* _DIRECTIONS FOR THIS TASK_
Repeat, exactly and in full, the lines of the listing below, but without any pictures.

* _RAW RECORDS_
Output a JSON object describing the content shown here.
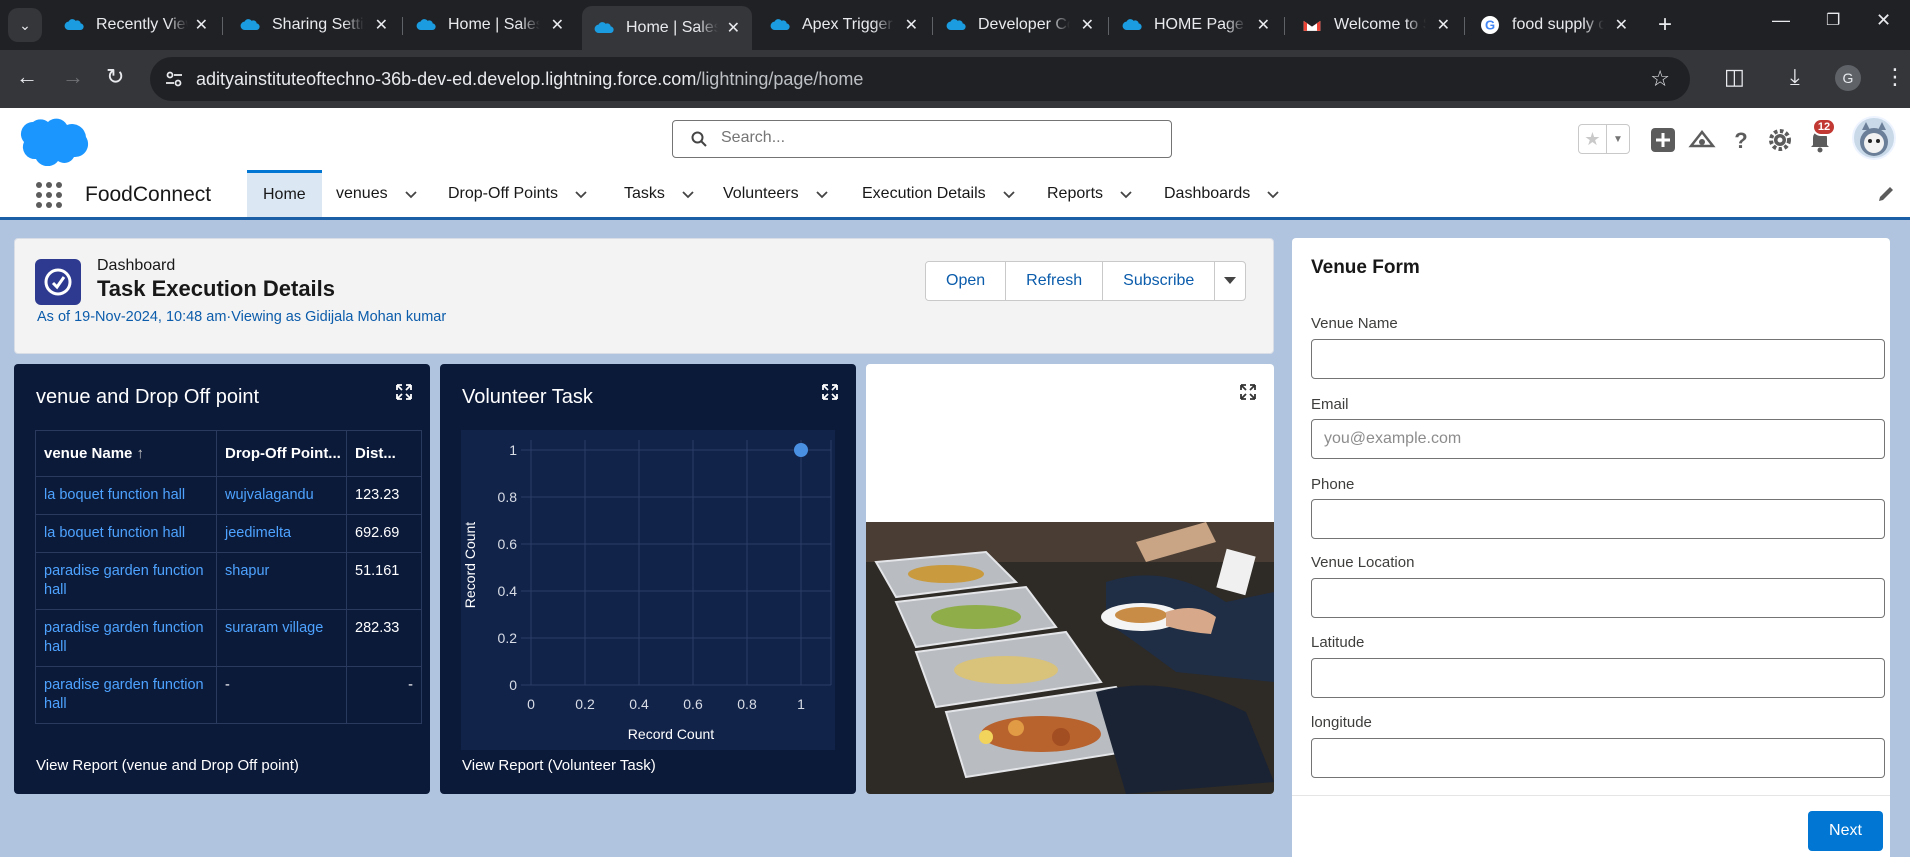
{
  "browser": {
    "tabs": [
      {
        "label": "Recently Viewed",
        "icon": "salesforce-icon"
      },
      {
        "label": "Sharing Settings",
        "icon": "salesforce-icon"
      },
      {
        "label": "Home | Salesforce",
        "icon": "salesforce-icon"
      },
      {
        "label": "Home | Salesforce",
        "icon": "salesforce-icon",
        "active": true
      },
      {
        "label": "Apex Triggers",
        "icon": "salesforce-icon"
      },
      {
        "label": "Developer Console",
        "icon": "salesforce-icon"
      },
      {
        "label": "HOME Page",
        "icon": "salesforce-icon"
      },
      {
        "label": "Welcome to Salesforce",
        "icon": "gmail-icon"
      },
      {
        "label": "food supply chain",
        "icon": "google-icon"
      }
    ],
    "url_host": "adityainstituteoftechno-36b-dev-ed.develop.lightning.force.com",
    "url_path": "/lightning/page/home",
    "profile_initial": "G"
  },
  "sf_header": {
    "search_placeholder": "Search...",
    "notification_count": "12"
  },
  "app_nav": {
    "app_name": "FoodConnect",
    "items": [
      {
        "label": "Home",
        "active": true
      },
      {
        "label": "venues"
      },
      {
        "label": "Drop-Off Points"
      },
      {
        "label": "Tasks"
      },
      {
        "label": "Volunteers"
      },
      {
        "label": "Execution Details"
      },
      {
        "label": "Reports"
      },
      {
        "label": "Dashboards"
      }
    ]
  },
  "dashboard": {
    "type_label": "Dashboard",
    "title": "Task Execution Details",
    "as_of": "As of 19-Nov-2024, 10:48 am·Viewing as Gidijala Mohan kumar",
    "buttons": {
      "open": "Open",
      "refresh": "Refresh",
      "subscribe": "Subscribe"
    }
  },
  "widget_table": {
    "title": "venue and Drop Off point",
    "columns": [
      "venue Name",
      "Drop-Off Point...",
      "Dist..."
    ],
    "sort_indicator": "↑",
    "rows": [
      [
        "la boquet function hall",
        "wujvalagandu",
        "123.23"
      ],
      [
        "la boquet function hall",
        "jeedimelta",
        "692.69"
      ],
      [
        "paradise garden function hall",
        "shapur",
        "51.161"
      ],
      [
        "paradise garden function hall",
        "suraram village",
        "282.33"
      ],
      [
        "paradise garden function hall",
        "-",
        "-"
      ]
    ],
    "footer": "View Report (venue and Drop Off point)"
  },
  "widget_chart": {
    "title": "Volunteer Task",
    "footer": "View Report (Volunteer Task)"
  },
  "chart_data": {
    "type": "scatter",
    "title": "Volunteer Task",
    "xlabel": "Record Count",
    "ylabel": "Record Count",
    "xlim": [
      0,
      1
    ],
    "ylim": [
      0,
      1
    ],
    "xticks": [
      "0",
      "0.2",
      "0.4",
      "0.6",
      "0.8",
      "1"
    ],
    "yticks": [
      "0",
      "0.2",
      "0.4",
      "0.6",
      "0.8",
      "1"
    ],
    "points": [
      {
        "x": 1,
        "y": 1
      }
    ],
    "grid": true,
    "point_color": "#4a90e2"
  },
  "venue_form": {
    "title": "Venue Form",
    "fields": [
      {
        "label": "Venue Name",
        "value": "",
        "placeholder": ""
      },
      {
        "label": "Email",
        "value": "",
        "placeholder": "you@example.com"
      },
      {
        "label": "Phone",
        "value": "",
        "placeholder": ""
      },
      {
        "label": "Venue Location",
        "value": "",
        "placeholder": ""
      },
      {
        "label": "Latitude",
        "value": "",
        "placeholder": ""
      },
      {
        "label": "longitude",
        "value": "",
        "placeholder": ""
      }
    ],
    "next_label": "Next"
  },
  "colors": {
    "brand_blue": "#0176d3",
    "widget_bg": "#0c1a3a",
    "link_blue": "#4da3ff",
    "page_bg": "#b0c4df"
  }
}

* _WRITTEN ANSWER_
Output a JSON object describing the content shown here.
{
  "browser": {
    "tabs": [
      {
        "label": "Recently Viewed",
        "icon": "salesforce-icon"
      },
      {
        "label": "Sharing Settings",
        "icon": "salesforce-icon"
      },
      {
        "label": "Home | Salesforce",
        "icon": "salesforce-icon"
      },
      {
        "label": "Home | Salesforce",
        "icon": "salesforce-icon",
        "active": true
      },
      {
        "label": "Apex Triggers",
        "icon": "salesforce-icon"
      },
      {
        "label": "Developer Console",
        "icon": "salesforce-icon"
      },
      {
        "label": "HOME Page",
        "icon": "salesforce-icon"
      },
      {
        "label": "Welcome to Salesforce",
        "icon": "gmail-icon"
      },
      {
        "label": "food supply chain",
        "icon": "google-icon"
      }
    ],
    "url_host": "adityainstituteoftechno-36b-dev-ed.develop.lightning.force.com",
    "url_path": "/lightning/page/home",
    "profile_initial": "G"
  },
  "sf_header": {
    "search_placeholder": "Search...",
    "notification_count": "12"
  },
  "app_nav": {
    "app_name": "FoodConnect",
    "items": [
      {
        "label": "Home",
        "active": true
      },
      {
        "label": "venues"
      },
      {
        "label": "Drop-Off Points"
      },
      {
        "label": "Tasks"
      },
      {
        "label": "Volunteers"
      },
      {
        "label": "Execution Details"
      },
      {
        "label": "Reports"
      },
      {
        "label": "Dashboards"
      }
    ]
  },
  "dashboard": {
    "type_label": "Dashboard",
    "title": "Task Execution Details",
    "as_of": "As of 19-Nov-2024, 10:48 am·Viewing as Gidijala Mohan kumar",
    "buttons": {
      "open": "Open",
      "refresh": "Refresh",
      "subscribe": "Subscribe"
    }
  },
  "widget_table": {
    "title": "venue and Drop Off point",
    "columns": [
      "venue Name",
      "Drop-Off Point...",
      "Dist..."
    ],
    "sort_indicator": "↑",
    "rows": [
      [
        "la boquet function hall",
        "wujvalagandu",
        "123.23"
      ],
      [
        "la boquet function hall",
        "jeedimelta",
        "692.69"
      ],
      [
        "paradise garden function hall",
        "shapur",
        "51.161"
      ],
      [
        "paradise garden function hall",
        "suraram village",
        "282.33"
      ],
      [
        "paradise garden function hall",
        "-",
        "-"
      ]
    ],
    "footer": "View Report (venue and Drop Off point)"
  },
  "widget_chart": {
    "title": "Volunteer Task",
    "footer": "View Report (Volunteer Task)"
  },
  "chart_data": {
    "type": "scatter",
    "title": "Volunteer Task",
    "xlabel": "Record Count",
    "ylabel": "Record Count",
    "xlim": [
      0,
      1
    ],
    "ylim": [
      0,
      1
    ],
    "xticks": [
      "0",
      "0.2",
      "0.4",
      "0.6",
      "0.8",
      "1"
    ],
    "yticks": [
      "0",
      "0.2",
      "0.4",
      "0.6",
      "0.8",
      "1"
    ],
    "points": [
      {
        "x": 1,
        "y": 1
      }
    ],
    "grid": true,
    "point_color": "#4a90e2"
  },
  "venue_form": {
    "title": "Venue Form",
    "fields": [
      {
        "label": "Venue Name",
        "value": "",
        "placeholder": ""
      },
      {
        "label": "Email",
        "value": "",
        "placeholder": "you@example.com"
      },
      {
        "label": "Phone",
        "value": "",
        "placeholder": ""
      },
      {
        "label": "Venue Location",
        "value": "",
        "placeholder": ""
      },
      {
        "label": "Latitude",
        "value": "",
        "placeholder": ""
      },
      {
        "label": "longitude",
        "value": "",
        "placeholder": ""
      }
    ],
    "next_label": "Next"
  },
  "colors": {
    "brand_blue": "#0176d3",
    "widget_bg": "#0c1a3a",
    "link_blue": "#4da3ff",
    "page_bg": "#b0c4df"
  }
}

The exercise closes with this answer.